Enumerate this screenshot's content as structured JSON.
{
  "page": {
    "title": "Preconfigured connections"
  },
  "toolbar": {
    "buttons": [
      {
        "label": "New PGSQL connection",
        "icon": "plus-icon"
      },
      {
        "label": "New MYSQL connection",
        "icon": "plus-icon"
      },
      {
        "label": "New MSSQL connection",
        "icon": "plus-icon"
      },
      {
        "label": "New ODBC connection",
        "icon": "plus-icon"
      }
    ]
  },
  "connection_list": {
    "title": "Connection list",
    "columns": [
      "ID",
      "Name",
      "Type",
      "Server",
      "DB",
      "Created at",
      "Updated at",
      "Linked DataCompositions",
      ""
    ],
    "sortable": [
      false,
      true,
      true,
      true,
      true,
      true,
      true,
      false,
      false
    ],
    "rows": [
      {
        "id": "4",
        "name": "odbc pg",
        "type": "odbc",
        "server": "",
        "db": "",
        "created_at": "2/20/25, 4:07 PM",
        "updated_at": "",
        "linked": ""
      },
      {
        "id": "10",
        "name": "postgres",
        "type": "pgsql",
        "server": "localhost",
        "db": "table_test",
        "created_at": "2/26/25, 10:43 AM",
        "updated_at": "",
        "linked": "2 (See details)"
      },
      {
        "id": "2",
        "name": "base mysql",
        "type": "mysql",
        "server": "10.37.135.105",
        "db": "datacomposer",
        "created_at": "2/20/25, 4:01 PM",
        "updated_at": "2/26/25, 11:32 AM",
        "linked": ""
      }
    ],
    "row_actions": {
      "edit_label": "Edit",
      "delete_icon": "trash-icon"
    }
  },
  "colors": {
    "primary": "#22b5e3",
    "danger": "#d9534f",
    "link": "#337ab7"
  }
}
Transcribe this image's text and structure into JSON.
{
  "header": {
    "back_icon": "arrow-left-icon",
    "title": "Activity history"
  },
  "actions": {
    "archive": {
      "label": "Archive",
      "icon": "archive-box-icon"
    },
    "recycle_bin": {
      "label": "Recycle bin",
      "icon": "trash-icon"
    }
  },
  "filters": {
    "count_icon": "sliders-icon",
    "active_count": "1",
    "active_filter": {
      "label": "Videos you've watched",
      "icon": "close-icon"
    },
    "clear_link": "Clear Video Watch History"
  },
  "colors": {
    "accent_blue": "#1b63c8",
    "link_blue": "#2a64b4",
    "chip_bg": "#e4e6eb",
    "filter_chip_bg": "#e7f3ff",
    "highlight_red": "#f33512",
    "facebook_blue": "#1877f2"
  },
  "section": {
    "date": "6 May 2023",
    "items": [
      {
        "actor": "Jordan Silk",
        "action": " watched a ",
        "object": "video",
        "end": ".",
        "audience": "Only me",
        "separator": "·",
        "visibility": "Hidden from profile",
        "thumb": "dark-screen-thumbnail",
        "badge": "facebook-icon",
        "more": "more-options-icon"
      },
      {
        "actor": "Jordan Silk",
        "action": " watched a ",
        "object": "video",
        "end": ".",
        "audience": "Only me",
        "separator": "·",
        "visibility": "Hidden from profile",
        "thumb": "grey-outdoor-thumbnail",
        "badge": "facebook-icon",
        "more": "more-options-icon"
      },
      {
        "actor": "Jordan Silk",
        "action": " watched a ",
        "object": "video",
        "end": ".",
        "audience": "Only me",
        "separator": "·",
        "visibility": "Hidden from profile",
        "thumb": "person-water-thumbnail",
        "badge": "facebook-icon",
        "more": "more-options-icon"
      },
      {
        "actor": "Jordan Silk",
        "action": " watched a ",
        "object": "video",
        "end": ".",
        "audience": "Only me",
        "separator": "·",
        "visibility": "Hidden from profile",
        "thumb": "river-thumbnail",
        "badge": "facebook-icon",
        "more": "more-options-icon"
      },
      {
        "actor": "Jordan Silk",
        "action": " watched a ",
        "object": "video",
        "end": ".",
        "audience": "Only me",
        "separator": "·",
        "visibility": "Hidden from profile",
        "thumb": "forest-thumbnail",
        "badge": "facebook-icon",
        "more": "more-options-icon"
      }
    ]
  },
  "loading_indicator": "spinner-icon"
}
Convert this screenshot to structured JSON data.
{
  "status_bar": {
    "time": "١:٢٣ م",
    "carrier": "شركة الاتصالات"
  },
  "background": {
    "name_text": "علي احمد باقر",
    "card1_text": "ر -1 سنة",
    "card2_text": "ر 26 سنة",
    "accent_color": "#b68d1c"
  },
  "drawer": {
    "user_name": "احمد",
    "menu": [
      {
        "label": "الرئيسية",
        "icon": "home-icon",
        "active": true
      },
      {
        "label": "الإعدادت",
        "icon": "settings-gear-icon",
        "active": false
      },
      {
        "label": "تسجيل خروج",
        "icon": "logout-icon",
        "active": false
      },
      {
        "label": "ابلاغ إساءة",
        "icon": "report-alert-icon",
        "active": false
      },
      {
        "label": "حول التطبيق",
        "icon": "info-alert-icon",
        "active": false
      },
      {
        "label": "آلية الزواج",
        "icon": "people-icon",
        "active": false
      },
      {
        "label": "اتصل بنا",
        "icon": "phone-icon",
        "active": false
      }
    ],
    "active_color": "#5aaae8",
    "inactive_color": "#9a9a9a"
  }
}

^^^^

GIVEN PROBLEM:
Copy all the entries verbatim.

FINISHED TASK:
Enumerate this screenshot's content as structured JSON.
{
  "page": {
    "title": "Preconfigured connections"
  },
  "toolbar": {
    "buttons": [
      {
        "label": "New PGSQL connection",
        "icon": "plus-icon"
      },
      {
        "label": "New MYSQL connection",
        "icon": "plus-icon"
      },
      {
        "label": "New MSSQL connection",
        "icon": "plus-icon"
      },
      {
        "label": "New ODBC connection",
        "icon": "plus-icon"
      }
    ]
  },
  "connection_list": {
    "title": "Connection list",
    "columns": [
      "ID",
      "Name",
      "Type",
      "Server",
      "DB",
      "Created at",
      "Updated at",
      "Linked DataCompositions",
      ""
    ],
    "sortable": [
      false,
      true,
      true,
      true,
      true,
      true,
      true,
      false,
      false
    ],
    "rows": [
      {
        "id": "4",
        "name": "odbc pg",
        "type": "odbc",
        "server": "",
        "db": "",
        "created_at": "2/20/25, 4:07 PM",
        "updated_at": "",
        "linked": ""
      },
      {
        "id": "10",
        "name": "postgres",
        "type": "pgsql",
        "server": "localhost",
        "db": "table_test",
        "created_at": "2/26/25, 10:43 AM",
        "updated_at": "",
        "linked": "2 (See details)"
      },
      {
        "id": "2",
        "name": "base mysql",
        "type": "mysql",
        "server": "10.37.135.105",
        "db": "datacomposer",
        "created_at": "2/20/25, 4:01 PM",
        "updated_at": "2/26/25, 11:32 AM",
        "linked": ""
      }
    ],
    "row_actions": {
      "edit_label": "Edit",
      "delete_icon": "trash-icon"
    }
  },
  "colors": {
    "primary": "#22b5e3",
    "danger": "#d9534f",
    "link": "#337ab7"
  }
}
Transcribe this image's text and structure into JSON.
{
  "header": {
    "back_icon": "arrow-left-icon",
    "title": "Activity history"
  },
  "actions": {
    "archive": {
      "label": "Archive",
      "icon": "archive-box-icon"
    },
    "recycle_bin": {
      "label": "Recycle bin",
      "icon": "trash-icon"
    }
  },
  "filters": {
    "count_icon": "sliders-icon",
    "active_count": "1",
    "active_filter": {
      "label": "Videos you've watched",
      "icon": "close-icon"
    },
    "clear_link": "Clear Video Watch History"
  },
  "colors": {
    "accent_blue": "#1b63c8",
    "link_blue": "#2a64b4",
    "chip_bg": "#e4e6eb",
    "filter_chip_bg": "#e7f3ff",
    "highlight_red": "#f33512",
    "facebook_blue": "#1877f2"
  },
  "section": {
    "date": "6 May 2023",
    "items": [
      {
        "actor": "Jordan Silk",
        "action": " watched a ",
        "object": "video",
        "end": ".",
        "audience": "Only me",
        "separator": "·",
        "visibility": "Hidden from profile",
        "thumb": "dark-screen-thumbnail",
        "badge": "facebook-icon",
        "more": "more-options-icon"
      },
      {
        "actor": "Jordan Silk",
        "action": " watched a ",
        "object": "video",
        "end": ".",
        "audience": "Only me",
        "separator": "·",
        "visibility": "Hidden from profile",
        "thumb": "grey-outdoor-thumbnail",
        "badge": "facebook-icon",
        "more": "more-options-icon"
      },
      {
        "actor": "Jordan Silk",
        "action": " watched a ",
        "object": "video",
        "end": ".",
        "audience": "Only me",
        "separator": "·",
        "visibility": "Hidden from profile",
        "thumb": "person-water-thumbnail",
        "badge": "facebook-icon",
        "more": "more-options-icon"
      },
      {
        "actor": "Jordan Silk",
        "action": " watched a ",
        "object": "video",
        "end": ".",
        "audience": "Only me",
        "separator": "·",
        "visibility": "Hidden from profile",
        "thumb": "river-thumbnail",
        "badge": "facebook-icon",
        "more": "more-options-icon"
      },
      {
        "actor": "Jordan Silk",
        "action": " watched a ",
        "object": "video",
        "end": ".",
        "audience": "Only me",
        "separator": "·",
        "visibility": "Hidden from profile",
        "thumb": "forest-thumbnail",
        "badge": "facebook-icon",
        "more": "more-options-icon"
      }
    ]
  },
  "loading_indicator": "spinner-icon"
}
Convert this screenshot to structured JSON data.
{
  "status_bar": {
    "time": "١:٢٣ م",
    "carrier": "شركة الاتصالات"
  },
  "background": {
    "name_text": "علي احمد باقر",
    "card1_text": "ر -1 سنة",
    "card2_text": "ر 26 سنة",
    "accent_color": "#b68d1c"
  },
  "drawer": {
    "user_name": "احمد",
    "menu": [
      {
        "label": "الرئيسية",
        "icon": "home-icon",
        "active": true
      },
      {
        "label": "الإعدادت",
        "icon": "settings-gear-icon",
        "active": false
      },
      {
        "label": "تسجيل خروج",
        "icon": "logout-icon",
        "active": false
      },
      {
        "label": "ابلاغ إساءة",
        "icon": "report-alert-icon",
        "active": false
      },
      {
        "label": "حول التطبيق",
        "icon": "info-alert-icon",
        "active": false
      },
      {
        "label": "آلية الزواج",
        "icon": "people-icon",
        "active": false
      },
      {
        "label": "اتصل بنا",
        "icon": "phone-icon",
        "active": false
      }
    ],
    "active_color": "#5aaae8",
    "inactive_color": "#9a9a9a"
  }
}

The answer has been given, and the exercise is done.